§ What the task asks:
Give the data again, word for word.

START Supplied records

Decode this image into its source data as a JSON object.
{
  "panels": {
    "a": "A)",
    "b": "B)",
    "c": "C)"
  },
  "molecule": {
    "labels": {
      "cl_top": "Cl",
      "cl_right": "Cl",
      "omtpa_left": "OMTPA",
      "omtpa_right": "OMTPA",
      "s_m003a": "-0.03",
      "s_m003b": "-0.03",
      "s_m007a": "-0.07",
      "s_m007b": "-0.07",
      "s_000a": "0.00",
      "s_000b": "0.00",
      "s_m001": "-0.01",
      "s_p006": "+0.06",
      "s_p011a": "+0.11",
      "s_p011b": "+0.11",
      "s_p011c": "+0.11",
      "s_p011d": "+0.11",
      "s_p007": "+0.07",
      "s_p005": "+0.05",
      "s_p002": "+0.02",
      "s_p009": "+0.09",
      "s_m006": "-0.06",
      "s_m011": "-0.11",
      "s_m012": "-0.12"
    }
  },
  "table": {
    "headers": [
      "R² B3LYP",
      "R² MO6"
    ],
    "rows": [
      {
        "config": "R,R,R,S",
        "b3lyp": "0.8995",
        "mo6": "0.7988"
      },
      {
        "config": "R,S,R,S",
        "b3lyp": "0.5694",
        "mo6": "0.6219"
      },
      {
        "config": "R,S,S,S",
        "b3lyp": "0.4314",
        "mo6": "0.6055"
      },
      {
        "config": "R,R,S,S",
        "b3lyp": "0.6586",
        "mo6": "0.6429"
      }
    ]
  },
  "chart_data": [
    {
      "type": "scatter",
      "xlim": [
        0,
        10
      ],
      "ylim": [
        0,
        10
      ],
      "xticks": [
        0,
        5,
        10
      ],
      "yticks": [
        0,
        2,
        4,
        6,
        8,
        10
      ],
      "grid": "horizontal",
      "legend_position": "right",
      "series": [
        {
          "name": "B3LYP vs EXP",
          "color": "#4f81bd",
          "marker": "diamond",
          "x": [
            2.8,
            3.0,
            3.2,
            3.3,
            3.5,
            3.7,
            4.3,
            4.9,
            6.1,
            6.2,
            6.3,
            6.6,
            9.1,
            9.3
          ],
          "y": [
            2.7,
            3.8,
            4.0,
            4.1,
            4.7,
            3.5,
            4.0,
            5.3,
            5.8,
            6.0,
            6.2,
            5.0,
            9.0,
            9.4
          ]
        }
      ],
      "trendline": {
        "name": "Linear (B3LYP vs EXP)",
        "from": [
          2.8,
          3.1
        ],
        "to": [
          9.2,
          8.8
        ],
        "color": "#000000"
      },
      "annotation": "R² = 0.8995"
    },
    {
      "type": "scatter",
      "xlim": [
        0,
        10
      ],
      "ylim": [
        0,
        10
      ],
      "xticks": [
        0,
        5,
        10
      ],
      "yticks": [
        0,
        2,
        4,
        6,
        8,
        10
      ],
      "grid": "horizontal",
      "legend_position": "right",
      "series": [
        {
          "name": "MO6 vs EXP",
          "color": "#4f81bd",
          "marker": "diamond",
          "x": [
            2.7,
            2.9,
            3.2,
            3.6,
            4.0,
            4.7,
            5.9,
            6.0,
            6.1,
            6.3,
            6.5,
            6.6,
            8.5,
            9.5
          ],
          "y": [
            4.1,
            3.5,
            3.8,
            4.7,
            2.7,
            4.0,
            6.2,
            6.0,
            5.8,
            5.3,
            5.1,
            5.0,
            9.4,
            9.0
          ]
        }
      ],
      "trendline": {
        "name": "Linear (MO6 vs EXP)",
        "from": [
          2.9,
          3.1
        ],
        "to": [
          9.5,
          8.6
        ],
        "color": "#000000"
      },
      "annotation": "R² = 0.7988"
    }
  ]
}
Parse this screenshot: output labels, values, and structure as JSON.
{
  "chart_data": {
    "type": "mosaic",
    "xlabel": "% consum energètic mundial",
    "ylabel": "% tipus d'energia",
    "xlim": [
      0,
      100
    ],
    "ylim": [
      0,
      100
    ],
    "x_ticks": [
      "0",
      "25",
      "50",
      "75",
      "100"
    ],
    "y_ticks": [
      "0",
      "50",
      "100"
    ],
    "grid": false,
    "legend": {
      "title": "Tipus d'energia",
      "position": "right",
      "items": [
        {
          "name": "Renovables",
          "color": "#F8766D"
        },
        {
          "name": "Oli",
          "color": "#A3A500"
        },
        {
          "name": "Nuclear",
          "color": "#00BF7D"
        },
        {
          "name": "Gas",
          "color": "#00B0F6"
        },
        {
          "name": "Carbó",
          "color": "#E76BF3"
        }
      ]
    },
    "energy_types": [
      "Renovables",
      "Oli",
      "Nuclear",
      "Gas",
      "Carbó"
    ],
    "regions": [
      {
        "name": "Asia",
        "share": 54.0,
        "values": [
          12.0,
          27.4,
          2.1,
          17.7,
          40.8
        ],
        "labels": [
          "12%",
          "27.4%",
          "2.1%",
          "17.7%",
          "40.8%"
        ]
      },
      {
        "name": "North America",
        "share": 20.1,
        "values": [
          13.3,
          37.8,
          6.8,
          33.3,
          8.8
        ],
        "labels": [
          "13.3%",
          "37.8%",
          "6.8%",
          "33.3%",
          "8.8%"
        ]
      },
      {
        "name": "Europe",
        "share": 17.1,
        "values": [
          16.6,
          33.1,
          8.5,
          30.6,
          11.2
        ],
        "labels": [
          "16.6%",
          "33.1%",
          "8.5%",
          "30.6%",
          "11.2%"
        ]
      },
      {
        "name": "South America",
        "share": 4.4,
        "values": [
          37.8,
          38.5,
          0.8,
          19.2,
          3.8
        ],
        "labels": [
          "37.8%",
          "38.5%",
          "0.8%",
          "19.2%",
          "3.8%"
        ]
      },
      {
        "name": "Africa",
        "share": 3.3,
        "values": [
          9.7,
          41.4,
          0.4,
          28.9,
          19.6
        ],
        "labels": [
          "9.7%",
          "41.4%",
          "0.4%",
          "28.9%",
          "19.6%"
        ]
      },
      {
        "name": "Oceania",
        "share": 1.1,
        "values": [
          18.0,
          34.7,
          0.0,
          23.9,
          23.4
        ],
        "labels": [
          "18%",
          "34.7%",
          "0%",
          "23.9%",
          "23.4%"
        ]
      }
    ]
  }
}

END Supplied records

§ Problem solution:
Decode this image into its source data as a JSON object.
{
  "panels": {
    "a": "A)",
    "b": "B)",
    "c": "C)"
  },
  "molecule": {
    "labels": {
      "cl_top": "Cl",
      "cl_right": "Cl",
      "omtpa_left": "OMTPA",
      "omtpa_right": "OMTPA",
      "s_m003a": "-0.03",
      "s_m003b": "-0.03",
      "s_m007a": "-0.07",
      "s_m007b": "-0.07",
      "s_000a": "0.00",
      "s_000b": "0.00",
      "s_m001": "-0.01",
      "s_p006": "+0.06",
      "s_p011a": "+0.11",
      "s_p011b": "+0.11",
      "s_p011c": "+0.11",
      "s_p011d": "+0.11",
      "s_p007": "+0.07",
      "s_p005": "+0.05",
      "s_p002": "+0.02",
      "s_p009": "+0.09",
      "s_m006": "-0.06",
      "s_m011": "-0.11",
      "s_m012": "-0.12"
    }
  },
  "table": {
    "headers": [
      "R² B3LYP",
      "R² MO6"
    ],
    "rows": [
      {
        "config": "R,R,R,S",
        "b3lyp": "0.8995",
        "mo6": "0.7988"
      },
      {
        "config": "R,S,R,S",
        "b3lyp": "0.5694",
        "mo6": "0.6219"
      },
      {
        "config": "R,S,S,S",
        "b3lyp": "0.4314",
        "mo6": "0.6055"
      },
      {
        "config": "R,R,S,S",
        "b3lyp": "0.6586",
        "mo6": "0.6429"
      }
    ]
  },
  "chart_data": [
    {
      "type": "scatter",
      "xlim": [
        0,
        10
      ],
      "ylim": [
        0,
        10
      ],
      "xticks": [
        0,
        5,
        10
      ],
      "yticks": [
        0,
        2,
        4,
        6,
        8,
        10
      ],
      "grid": "horizontal",
      "legend_position": "right",
      "series": [
        {
          "name": "B3LYP vs EXP",
          "color": "#4f81bd",
          "marker": "diamond",
          "x": [
            2.8,
            3.0,
            3.2,
            3.3,
            3.5,
            3.7,
            4.3,
            4.9,
            6.1,
            6.2,
            6.3,
            6.6,
            9.1,
            9.3
          ],
          "y": [
            2.7,
            3.8,
            4.0,
            4.1,
            4.7,
            3.5,
            4.0,
            5.3,
            5.8,
            6.0,
            6.2,
            5.0,
            9.0,
            9.4
          ]
        }
      ],
      "trendline": {
        "name": "Linear (B3LYP vs EXP)",
        "from": [
          2.8,
          3.1
        ],
        "to": [
          9.2,
          8.8
        ],
        "color": "#000000"
      },
      "annotation": "R² = 0.8995"
    },
    {
      "type": "scatter",
      "xlim": [
        0,
        10
      ],
      "ylim": [
        0,
        10
      ],
      "xticks": [
        0,
        5,
        10
      ],
      "yticks": [
        0,
        2,
        4,
        6,
        8,
        10
      ],
      "grid": "horizontal",
      "legend_position": "right",
      "series": [
        {
          "name": "MO6 vs EXP",
          "color": "#4f81bd",
          "marker": "diamond",
          "x": [
            2.7,
            2.9,
            3.2,
            3.6,
            4.0,
            4.7,
            5.9,
            6.0,
            6.1,
            6.3,
            6.5,
            6.6,
            8.5,
            9.5
          ],
          "y": [
            4.1,
            3.5,
            3.8,
            4.7,
            2.7,
            4.0,
            6.2,
            6.0,
            5.8,
            5.3,
            5.1,
            5.0,
            9.4,
            9.0
          ]
        }
      ],
      "trendline": {
        "name": "Linear (MO6 vs EXP)",
        "from": [
          2.9,
          3.1
        ],
        "to": [
          9.5,
          8.6
        ],
        "color": "#000000"
      },
      "annotation": "R² = 0.7988"
    }
  ]
}
Parse this screenshot: output labels, values, and structure as JSON.
{
  "chart_data": {
    "type": "mosaic",
    "xlabel": "% consum energètic mundial",
    "ylabel": "% tipus d'energia",
    "xlim": [
      0,
      100
    ],
    "ylim": [
      0,
      100
    ],
    "x_ticks": [
      "0",
      "25",
      "50",
      "75",
      "100"
    ],
    "y_ticks": [
      "0",
      "50",
      "100"
    ],
    "grid": false,
    "legend": {
      "title": "Tipus d'energia",
      "position": "right",
      "items": [
        {
          "name": "Renovables",
          "color": "#F8766D"
        },
        {
          "name": "Oli",
          "color": "#A3A500"
        },
        {
          "name": "Nuclear",
          "color": "#00BF7D"
        },
        {
          "name": "Gas",
          "color": "#00B0F6"
        },
        {
          "name": "Carbó",
          "color": "#E76BF3"
        }
      ]
    },
    "energy_types": [
      "Renovables",
      "Oli",
      "Nuclear",
      "Gas",
      "Carbó"
    ],
    "regions": [
      {
        "name": "Asia",
        "share": 54.0,
        "values": [
          12.0,
          27.4,
          2.1,
          17.7,
          40.8
        ],
        "labels": [
          "12%",
          "27.4%",
          "2.1%",
          "17.7%",
          "40.8%"
        ]
      },
      {
        "name": "North America",
        "share": 20.1,
        "values": [
          13.3,
          37.8,
          6.8,
          33.3,
          8.8
        ],
        "labels": [
          "13.3%",
          "37.8%",
          "6.8%",
          "33.3%",
          "8.8%"
        ]
      },
      {
        "name": "Europe",
        "share": 17.1,
        "values": [
          16.6,
          33.1,
          8.5,
          30.6,
          11.2
        ],
        "labels": [
          "16.6%",
          "33.1%",
          "8.5%",
          "30.6%",
          "11.2%"
        ]
      },
      {
        "name": "South America",
        "share": 4.4,
        "values": [
          37.8,
          38.5,
          0.8,
          19.2,
          3.8
        ],
        "labels": [
          "37.8%",
          "38.5%",
          "0.8%",
          "19.2%",
          "3.8%"
        ]
      },
      {
        "name": "Africa",
        "share": 3.3,
        "values": [
          9.7,
          41.4,
          0.4,
          28.9,
          19.6
        ],
        "labels": [
          "9.7%",
          "41.4%",
          "0.4%",
          "28.9%",
          "19.6%"
        ]
      },
      {
        "name": "Oceania",
        "share": 1.1,
        "values": [
          18.0,
          34.7,
          0.0,
          23.9,
          23.4
        ],
        "labels": [
          "18%",
          "34.7%",
          "0%",
          "23.9%",
          "23.4%"
        ]
      }
    ]
  }
}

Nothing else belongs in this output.